TASK INSTRUCTIONS → Please copy each line in the records below that contains the string "coiled".

*** RECORD EXCERPTS ***

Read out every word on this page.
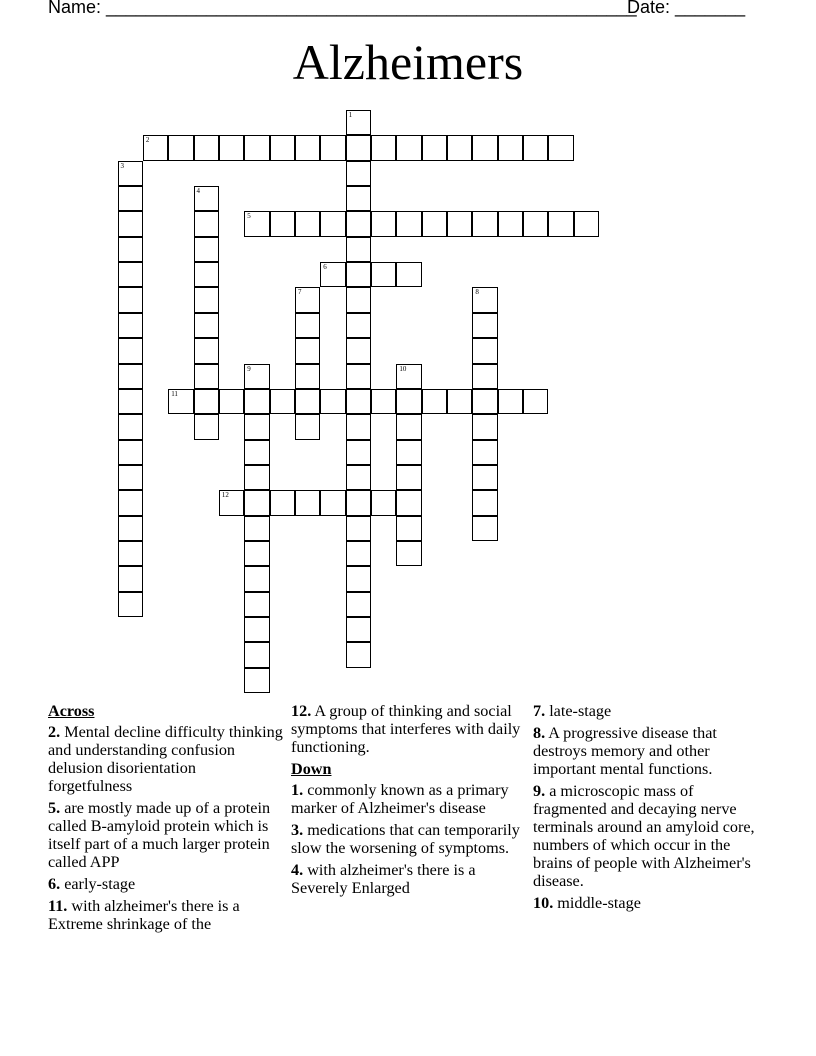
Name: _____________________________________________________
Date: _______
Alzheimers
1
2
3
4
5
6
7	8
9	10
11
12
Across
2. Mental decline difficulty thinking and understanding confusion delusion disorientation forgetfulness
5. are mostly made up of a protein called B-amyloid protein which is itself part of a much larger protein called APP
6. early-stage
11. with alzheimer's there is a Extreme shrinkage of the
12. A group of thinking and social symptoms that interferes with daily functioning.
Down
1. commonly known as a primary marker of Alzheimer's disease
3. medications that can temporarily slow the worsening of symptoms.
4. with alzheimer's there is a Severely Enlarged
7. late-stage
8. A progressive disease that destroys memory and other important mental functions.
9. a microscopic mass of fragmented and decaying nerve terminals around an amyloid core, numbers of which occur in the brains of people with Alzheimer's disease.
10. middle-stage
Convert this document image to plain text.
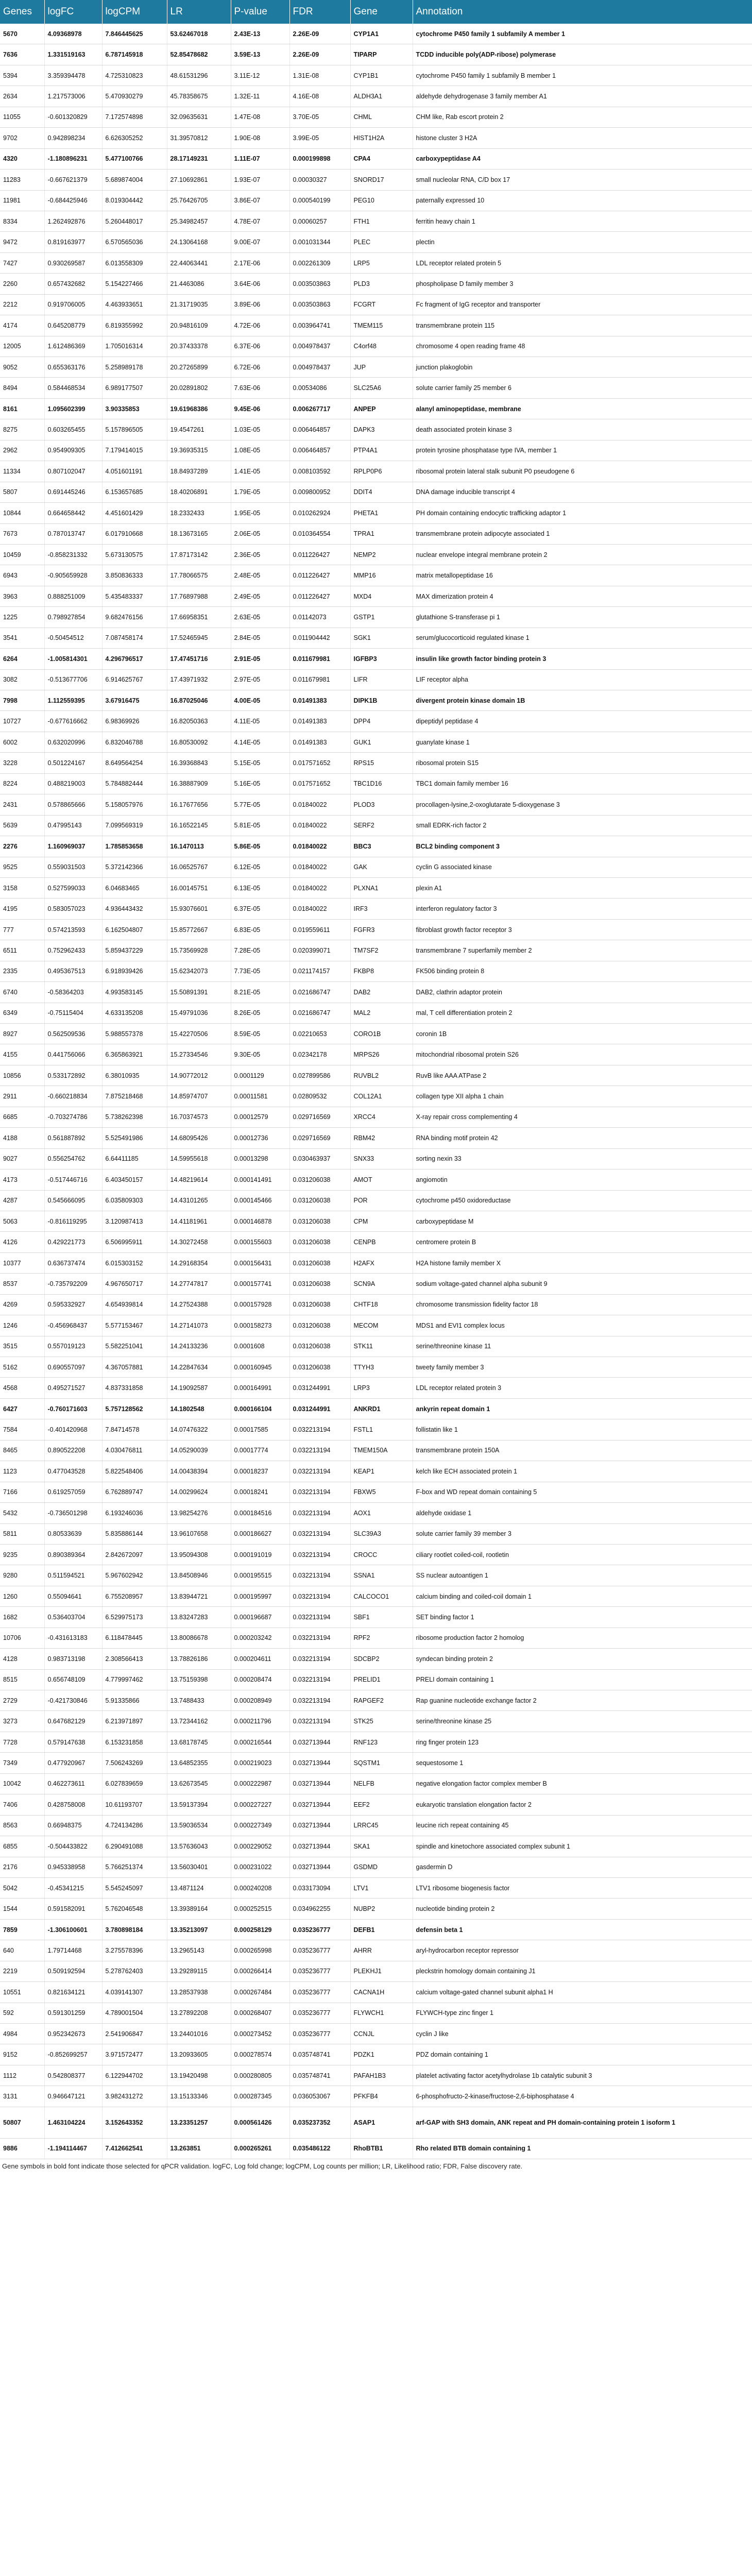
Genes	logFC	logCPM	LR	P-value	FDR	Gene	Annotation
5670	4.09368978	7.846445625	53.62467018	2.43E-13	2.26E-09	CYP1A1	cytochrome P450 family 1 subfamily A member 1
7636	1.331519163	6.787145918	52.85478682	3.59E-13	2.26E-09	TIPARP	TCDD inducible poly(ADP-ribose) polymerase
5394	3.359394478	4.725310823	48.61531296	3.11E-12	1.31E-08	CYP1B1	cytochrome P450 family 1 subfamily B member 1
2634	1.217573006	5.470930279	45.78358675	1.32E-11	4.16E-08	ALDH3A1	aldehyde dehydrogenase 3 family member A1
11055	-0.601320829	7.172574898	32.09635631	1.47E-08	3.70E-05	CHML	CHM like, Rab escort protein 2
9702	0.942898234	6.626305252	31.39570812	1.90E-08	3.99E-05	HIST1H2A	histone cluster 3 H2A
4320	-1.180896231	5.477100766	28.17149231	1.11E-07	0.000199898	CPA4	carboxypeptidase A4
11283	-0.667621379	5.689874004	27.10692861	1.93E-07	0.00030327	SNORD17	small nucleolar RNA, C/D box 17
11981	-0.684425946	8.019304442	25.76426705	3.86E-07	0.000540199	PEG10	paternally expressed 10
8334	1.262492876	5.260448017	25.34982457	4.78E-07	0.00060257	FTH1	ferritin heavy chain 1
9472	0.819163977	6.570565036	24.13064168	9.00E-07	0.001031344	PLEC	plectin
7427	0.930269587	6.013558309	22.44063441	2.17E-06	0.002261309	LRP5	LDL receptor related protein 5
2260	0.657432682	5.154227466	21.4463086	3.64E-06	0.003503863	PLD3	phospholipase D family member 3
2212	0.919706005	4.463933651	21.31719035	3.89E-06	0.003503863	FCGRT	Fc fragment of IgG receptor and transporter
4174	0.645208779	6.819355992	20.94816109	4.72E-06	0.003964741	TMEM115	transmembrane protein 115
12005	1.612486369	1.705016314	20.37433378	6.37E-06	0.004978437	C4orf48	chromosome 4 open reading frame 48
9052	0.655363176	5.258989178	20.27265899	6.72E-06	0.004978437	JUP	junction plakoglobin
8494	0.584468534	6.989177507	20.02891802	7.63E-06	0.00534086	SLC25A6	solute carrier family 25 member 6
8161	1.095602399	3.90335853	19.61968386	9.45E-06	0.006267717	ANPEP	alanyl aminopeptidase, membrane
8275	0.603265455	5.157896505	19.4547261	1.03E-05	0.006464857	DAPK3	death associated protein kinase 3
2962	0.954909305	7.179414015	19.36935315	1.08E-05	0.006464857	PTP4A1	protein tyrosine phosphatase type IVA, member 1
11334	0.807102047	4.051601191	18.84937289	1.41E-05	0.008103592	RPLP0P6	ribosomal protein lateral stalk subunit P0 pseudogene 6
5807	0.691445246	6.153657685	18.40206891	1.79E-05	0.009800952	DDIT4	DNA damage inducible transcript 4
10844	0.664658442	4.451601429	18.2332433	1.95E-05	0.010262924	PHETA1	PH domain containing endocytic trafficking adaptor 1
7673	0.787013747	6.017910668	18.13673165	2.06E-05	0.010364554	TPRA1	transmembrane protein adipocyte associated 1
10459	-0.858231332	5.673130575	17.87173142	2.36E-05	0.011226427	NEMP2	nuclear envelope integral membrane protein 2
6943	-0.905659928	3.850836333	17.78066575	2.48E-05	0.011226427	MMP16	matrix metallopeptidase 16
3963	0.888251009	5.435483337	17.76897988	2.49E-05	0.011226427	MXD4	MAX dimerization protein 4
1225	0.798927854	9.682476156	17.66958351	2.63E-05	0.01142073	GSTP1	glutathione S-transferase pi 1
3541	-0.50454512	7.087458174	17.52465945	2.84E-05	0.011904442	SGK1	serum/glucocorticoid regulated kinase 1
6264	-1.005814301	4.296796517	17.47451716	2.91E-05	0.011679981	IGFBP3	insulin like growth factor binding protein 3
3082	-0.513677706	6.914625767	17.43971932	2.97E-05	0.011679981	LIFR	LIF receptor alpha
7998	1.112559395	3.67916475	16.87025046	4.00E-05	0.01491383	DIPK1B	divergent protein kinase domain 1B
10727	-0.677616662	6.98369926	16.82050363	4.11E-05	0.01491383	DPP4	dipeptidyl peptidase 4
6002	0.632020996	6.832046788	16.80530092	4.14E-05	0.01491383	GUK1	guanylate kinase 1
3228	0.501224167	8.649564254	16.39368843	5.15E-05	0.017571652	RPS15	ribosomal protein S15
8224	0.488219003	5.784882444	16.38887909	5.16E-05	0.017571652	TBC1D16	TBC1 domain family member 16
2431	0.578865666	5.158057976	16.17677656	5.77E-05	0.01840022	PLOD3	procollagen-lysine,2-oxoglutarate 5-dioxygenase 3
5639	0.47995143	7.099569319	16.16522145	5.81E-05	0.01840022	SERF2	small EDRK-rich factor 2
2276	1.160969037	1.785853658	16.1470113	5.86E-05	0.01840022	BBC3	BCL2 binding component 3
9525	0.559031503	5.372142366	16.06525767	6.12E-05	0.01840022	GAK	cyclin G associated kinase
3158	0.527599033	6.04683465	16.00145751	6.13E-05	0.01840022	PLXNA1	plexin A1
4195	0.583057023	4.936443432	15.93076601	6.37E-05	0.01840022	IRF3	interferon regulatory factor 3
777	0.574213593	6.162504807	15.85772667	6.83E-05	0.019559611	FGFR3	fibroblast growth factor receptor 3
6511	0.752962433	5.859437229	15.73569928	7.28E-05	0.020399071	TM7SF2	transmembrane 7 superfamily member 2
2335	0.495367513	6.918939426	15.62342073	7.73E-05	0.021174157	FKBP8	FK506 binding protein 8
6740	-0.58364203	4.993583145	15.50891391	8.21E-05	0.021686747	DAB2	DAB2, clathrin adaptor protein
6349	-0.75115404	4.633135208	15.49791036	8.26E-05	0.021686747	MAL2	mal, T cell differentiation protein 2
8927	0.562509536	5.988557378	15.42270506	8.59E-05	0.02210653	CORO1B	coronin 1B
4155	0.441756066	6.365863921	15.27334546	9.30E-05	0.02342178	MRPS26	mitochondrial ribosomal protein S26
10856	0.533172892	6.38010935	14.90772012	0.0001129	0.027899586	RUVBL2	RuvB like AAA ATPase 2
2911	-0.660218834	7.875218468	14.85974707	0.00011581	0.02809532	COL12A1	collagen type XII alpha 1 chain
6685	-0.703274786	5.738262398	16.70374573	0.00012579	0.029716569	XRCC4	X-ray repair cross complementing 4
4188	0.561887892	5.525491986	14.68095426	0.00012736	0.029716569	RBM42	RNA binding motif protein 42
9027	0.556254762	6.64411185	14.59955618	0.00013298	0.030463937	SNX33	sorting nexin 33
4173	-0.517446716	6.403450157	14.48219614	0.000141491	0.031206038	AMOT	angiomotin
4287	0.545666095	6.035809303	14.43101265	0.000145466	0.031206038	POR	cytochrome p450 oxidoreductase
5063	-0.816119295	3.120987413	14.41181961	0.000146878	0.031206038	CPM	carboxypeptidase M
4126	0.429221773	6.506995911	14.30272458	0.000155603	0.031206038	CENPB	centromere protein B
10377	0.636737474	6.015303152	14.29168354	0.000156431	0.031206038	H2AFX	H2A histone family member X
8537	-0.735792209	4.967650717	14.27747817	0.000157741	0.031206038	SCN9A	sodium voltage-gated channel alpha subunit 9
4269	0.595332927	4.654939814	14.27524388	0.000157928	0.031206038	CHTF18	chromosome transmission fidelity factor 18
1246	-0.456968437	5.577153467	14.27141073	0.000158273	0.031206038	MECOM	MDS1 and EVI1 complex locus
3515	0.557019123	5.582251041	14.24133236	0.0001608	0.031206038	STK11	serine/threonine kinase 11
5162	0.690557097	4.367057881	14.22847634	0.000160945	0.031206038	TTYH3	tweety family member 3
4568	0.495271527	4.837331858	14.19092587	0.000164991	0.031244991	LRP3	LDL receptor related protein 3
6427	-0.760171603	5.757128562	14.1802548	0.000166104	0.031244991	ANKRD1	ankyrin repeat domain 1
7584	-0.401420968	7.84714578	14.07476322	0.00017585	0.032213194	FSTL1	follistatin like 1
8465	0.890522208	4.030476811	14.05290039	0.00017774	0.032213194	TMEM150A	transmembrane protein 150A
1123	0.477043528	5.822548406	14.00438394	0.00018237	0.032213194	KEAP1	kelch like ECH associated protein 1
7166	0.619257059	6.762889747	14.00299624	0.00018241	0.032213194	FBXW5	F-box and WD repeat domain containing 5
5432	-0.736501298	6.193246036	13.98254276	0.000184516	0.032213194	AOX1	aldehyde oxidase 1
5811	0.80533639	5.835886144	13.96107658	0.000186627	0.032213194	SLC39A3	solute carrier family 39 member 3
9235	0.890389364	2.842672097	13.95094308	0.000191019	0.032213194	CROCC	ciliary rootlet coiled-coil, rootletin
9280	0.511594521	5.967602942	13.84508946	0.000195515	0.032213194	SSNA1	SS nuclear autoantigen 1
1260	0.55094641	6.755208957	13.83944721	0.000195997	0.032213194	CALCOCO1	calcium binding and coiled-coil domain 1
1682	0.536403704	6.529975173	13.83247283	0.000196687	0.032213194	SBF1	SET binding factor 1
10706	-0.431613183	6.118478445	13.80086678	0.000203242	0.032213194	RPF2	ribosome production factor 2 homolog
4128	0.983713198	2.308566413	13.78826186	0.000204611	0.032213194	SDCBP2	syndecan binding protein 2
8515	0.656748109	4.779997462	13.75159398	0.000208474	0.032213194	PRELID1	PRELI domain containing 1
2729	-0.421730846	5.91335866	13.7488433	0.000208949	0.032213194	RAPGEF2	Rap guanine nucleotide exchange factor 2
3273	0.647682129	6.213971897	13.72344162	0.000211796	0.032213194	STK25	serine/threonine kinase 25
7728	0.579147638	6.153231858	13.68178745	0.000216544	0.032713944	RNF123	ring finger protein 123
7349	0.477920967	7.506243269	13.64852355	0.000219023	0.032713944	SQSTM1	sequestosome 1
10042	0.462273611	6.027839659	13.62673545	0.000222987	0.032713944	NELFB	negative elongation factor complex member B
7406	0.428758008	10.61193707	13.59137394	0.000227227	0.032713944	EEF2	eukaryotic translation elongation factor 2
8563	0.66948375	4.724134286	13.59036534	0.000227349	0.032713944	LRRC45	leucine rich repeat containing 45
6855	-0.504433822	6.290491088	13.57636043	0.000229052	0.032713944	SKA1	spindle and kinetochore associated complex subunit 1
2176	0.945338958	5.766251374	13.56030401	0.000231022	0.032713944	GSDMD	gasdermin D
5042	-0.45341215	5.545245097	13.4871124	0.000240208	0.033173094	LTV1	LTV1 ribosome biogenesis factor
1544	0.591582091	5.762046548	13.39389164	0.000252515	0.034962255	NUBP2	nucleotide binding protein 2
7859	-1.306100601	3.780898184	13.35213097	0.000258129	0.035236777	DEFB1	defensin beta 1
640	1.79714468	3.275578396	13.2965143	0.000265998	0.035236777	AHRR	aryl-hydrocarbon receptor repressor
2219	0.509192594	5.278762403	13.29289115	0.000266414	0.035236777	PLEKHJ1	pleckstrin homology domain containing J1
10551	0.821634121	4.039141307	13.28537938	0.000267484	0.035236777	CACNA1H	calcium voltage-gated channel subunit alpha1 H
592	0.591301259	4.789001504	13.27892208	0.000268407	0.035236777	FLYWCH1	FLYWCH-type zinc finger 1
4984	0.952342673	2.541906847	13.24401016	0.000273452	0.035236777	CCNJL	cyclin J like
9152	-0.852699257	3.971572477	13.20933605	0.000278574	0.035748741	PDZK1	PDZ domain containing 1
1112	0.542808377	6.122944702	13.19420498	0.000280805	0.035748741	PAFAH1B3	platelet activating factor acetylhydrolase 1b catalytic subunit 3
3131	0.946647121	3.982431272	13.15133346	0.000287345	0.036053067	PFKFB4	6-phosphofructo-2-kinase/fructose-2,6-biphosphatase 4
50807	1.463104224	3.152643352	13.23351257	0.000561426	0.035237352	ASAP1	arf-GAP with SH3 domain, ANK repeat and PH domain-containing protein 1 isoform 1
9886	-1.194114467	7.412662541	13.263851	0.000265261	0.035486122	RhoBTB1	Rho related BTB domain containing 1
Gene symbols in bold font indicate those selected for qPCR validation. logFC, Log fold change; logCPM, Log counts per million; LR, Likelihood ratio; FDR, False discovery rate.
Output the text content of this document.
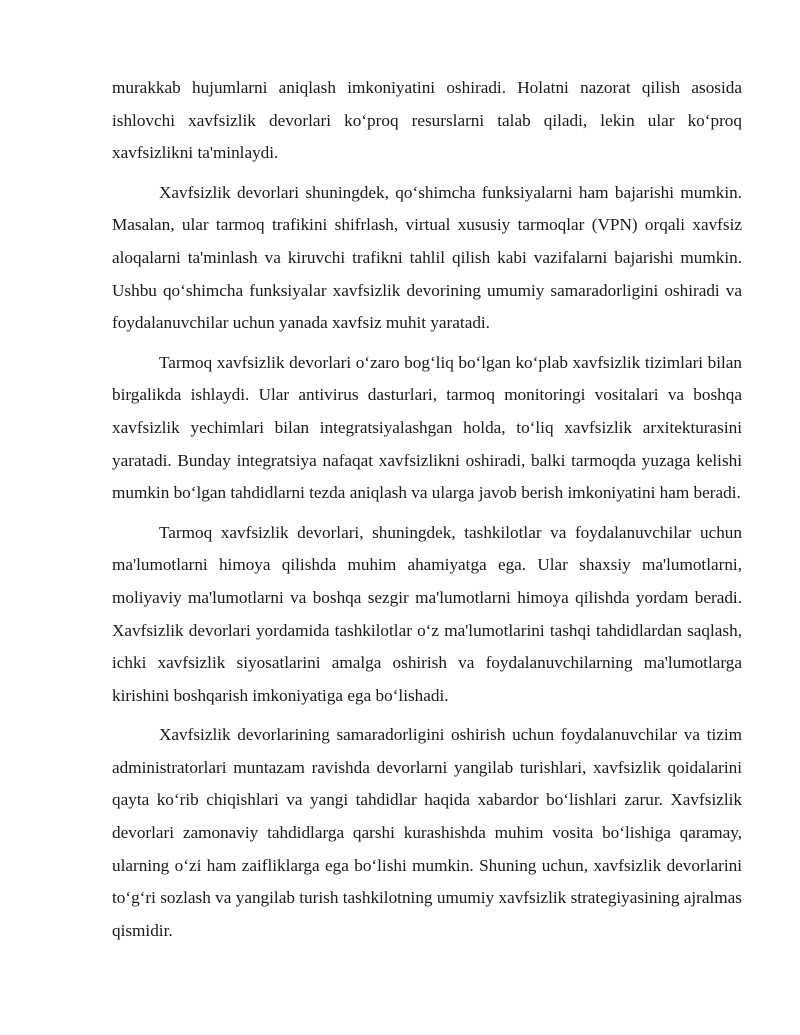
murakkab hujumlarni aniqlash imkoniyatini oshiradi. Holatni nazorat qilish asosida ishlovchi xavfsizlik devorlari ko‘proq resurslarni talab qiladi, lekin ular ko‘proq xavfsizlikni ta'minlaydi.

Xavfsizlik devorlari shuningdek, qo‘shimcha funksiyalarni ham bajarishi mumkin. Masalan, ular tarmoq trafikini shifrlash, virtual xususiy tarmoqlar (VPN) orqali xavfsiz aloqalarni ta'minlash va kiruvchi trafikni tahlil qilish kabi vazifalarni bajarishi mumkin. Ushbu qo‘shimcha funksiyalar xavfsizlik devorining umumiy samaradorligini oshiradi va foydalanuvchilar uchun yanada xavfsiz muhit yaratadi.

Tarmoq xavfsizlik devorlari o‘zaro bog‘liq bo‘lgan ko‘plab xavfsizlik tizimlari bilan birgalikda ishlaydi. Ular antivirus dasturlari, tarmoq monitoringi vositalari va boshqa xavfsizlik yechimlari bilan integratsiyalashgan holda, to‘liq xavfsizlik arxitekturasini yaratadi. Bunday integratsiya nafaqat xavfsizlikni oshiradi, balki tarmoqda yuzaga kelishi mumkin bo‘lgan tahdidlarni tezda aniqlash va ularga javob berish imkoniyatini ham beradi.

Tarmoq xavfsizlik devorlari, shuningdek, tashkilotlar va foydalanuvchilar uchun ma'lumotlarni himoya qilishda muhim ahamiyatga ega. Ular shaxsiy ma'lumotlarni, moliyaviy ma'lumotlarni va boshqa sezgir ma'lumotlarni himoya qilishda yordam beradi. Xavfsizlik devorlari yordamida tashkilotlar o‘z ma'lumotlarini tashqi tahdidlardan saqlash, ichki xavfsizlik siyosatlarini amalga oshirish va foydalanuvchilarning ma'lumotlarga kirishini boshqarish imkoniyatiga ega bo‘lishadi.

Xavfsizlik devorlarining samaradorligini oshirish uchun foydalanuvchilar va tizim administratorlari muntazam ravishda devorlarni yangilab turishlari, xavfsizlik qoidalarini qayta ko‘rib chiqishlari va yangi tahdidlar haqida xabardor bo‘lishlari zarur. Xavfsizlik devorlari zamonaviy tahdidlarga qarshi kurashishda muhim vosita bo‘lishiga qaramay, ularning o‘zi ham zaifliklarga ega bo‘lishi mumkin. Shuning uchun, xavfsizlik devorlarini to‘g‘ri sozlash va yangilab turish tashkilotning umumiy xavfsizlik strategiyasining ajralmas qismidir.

*** End of RECORD EXCERPTS ***

RESULT BELOW →
9235	0.890389364	2.842672097	13.95094308	0.000191019	0.032213194	CROCC	ciliary rootlet coiled-coil, rootletin
1260	0.55094641	6.755208957	13.83944721	0.000195997	0.032213194	CALCOCO1	calcium binding and coiled-coil domain 1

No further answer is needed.